* [INFORMATION PROVIDED]

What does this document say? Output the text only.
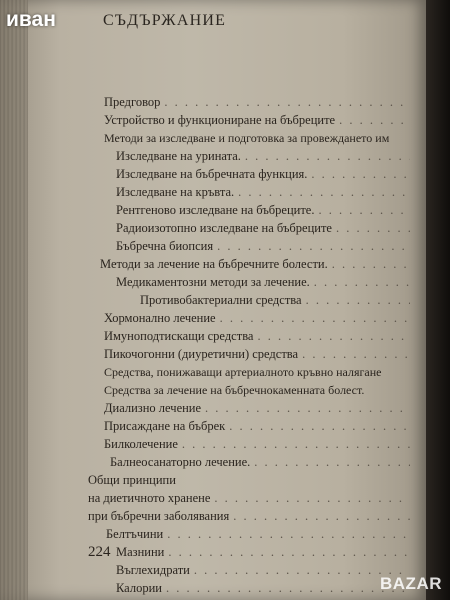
иван	СЪДЪРЖАНИЕ
Предговор
. . .
Устройство и функциониране на бъбреците
. . .
Методи за изследване и подготовка за провеждането им
Изследване на урината.
. . .
Изследване на бъбречната функция.
. . .
Изследване на кръвта.
. . .
Рентгеново изследване на бъбреците.
. . .
Радиоизотопно изследване на бъбреците
. . .
Бъбречна биопсия
. . .
Методи за лечение на бъбречните болести.
. . .
Медикаментозни методи за лечение.
. . .
Противобактериални средства
. . .
Хормонално лечение
. . .
Имуноподтискащи средства
. . .
Пикочогонни (диуретични) средства
. . .
Средства, понижаващи артериалното кръвно налягане
Средства за лечение на бъбречнокаменната болест.
Диализно лечение
. . .
Присаждане на бъбрек
. . .
Билколечение
. . .
Балнеосанаторно лечение.
. . .
Общи принципи
на диетичното хранене
. . .
при бъбречни заболявания
. . .
Белтъчини
. . .
Мазнини
. . .
Въглехидрати
. . .
Калории
. . .
224
BAZAR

* [OBJECTIVE] Write out each line of the data exactly; the images should be left out.

* [TASK ANSWER]
What does this document say? Output the text only.
иван	СЪДЪРЖАНИЕ
Предговор
. . .
Устройство и функциониране на бъбреците
. . .
Методи за изследване и подготовка за провеждането им
Изследване на урината.
. . .
Изследване на бъбречната функция.
. . .
Изследване на кръвта.
. . .
Рентгеново изследване на бъбреците.
. . .
Радиоизотопно изследване на бъбреците
. . .
Бъбречна биопсия
. . .
Методи за лечение на бъбречните болести.
. . .
Медикаментозни методи за лечение.
. . .
Противобактериални средства
. . .
Хормонално лечение
. . .
Имуноподтискащи средства
. . .
Пикочогонни (диуретични) средства
. . .
Средства, понижаващи артериалното кръвно налягане
Средства за лечение на бъбречнокаменната болест.
Диализно лечение
. . .
Присаждане на бъбрек
. . .
Билколечение
. . .
Балнеосанаторно лечение.
. . .
Общи принципи
на диетичното хранене
. . .
при бъбречни заболявания
. . .
Белтъчини
. . .
Мазнини
. . .
Въглехидрати
. . .
Калории
. . .
224
BAZAR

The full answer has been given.